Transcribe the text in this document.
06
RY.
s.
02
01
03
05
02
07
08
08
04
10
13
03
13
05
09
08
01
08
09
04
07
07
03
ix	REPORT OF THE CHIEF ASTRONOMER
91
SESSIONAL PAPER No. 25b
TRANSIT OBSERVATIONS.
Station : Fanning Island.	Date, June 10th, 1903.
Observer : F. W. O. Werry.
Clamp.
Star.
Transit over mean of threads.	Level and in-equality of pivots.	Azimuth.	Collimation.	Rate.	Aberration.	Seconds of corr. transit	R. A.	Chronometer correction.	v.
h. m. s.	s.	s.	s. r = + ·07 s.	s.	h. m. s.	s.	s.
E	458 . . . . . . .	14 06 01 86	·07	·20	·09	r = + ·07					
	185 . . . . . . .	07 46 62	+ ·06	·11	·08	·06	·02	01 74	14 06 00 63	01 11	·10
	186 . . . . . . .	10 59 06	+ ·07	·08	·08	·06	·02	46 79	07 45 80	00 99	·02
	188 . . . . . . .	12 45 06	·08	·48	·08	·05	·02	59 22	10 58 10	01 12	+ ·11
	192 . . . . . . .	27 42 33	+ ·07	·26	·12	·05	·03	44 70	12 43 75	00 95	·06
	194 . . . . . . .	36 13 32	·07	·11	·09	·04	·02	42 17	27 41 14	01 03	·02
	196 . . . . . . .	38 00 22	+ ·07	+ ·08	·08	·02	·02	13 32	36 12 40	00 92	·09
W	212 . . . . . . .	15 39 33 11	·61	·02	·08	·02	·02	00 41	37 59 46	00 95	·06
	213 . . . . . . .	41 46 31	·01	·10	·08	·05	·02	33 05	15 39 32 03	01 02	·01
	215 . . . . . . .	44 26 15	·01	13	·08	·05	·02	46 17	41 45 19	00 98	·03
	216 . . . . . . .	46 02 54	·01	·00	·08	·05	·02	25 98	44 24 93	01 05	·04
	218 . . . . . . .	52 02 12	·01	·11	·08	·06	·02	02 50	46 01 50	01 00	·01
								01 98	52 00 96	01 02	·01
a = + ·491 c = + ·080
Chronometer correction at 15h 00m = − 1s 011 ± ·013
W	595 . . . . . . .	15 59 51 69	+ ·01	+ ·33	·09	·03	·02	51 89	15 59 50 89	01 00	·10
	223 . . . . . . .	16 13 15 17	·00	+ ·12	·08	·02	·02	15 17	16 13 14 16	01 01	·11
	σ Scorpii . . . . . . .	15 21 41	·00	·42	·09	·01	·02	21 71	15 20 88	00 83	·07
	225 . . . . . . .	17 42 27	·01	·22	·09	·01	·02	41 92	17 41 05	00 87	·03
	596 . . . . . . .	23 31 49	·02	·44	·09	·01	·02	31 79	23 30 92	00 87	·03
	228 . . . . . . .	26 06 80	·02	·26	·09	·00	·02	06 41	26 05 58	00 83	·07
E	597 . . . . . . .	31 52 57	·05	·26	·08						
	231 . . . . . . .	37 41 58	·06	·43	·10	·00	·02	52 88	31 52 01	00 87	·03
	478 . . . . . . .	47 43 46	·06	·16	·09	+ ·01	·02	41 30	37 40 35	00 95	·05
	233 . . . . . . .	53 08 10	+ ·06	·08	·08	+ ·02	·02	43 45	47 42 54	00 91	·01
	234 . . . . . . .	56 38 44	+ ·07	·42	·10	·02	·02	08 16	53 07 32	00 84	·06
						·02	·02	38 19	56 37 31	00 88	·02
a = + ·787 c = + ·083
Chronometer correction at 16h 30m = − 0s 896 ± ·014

**Job:** Show the lines that mention the word "Chronometer".

**The reply:**
Transit over mean of threads.	Level and in-equality of pivots.	Azimuth.	Collimation.	Rate.	Aberration.	Seconds of corr. transit	R. A.	Chronometer correction.	v.
Chronometer correction at 15h 00m = − 1s 011 ± ·013
Chronometer correction at 16h 30m = − 0s 896 ± ·014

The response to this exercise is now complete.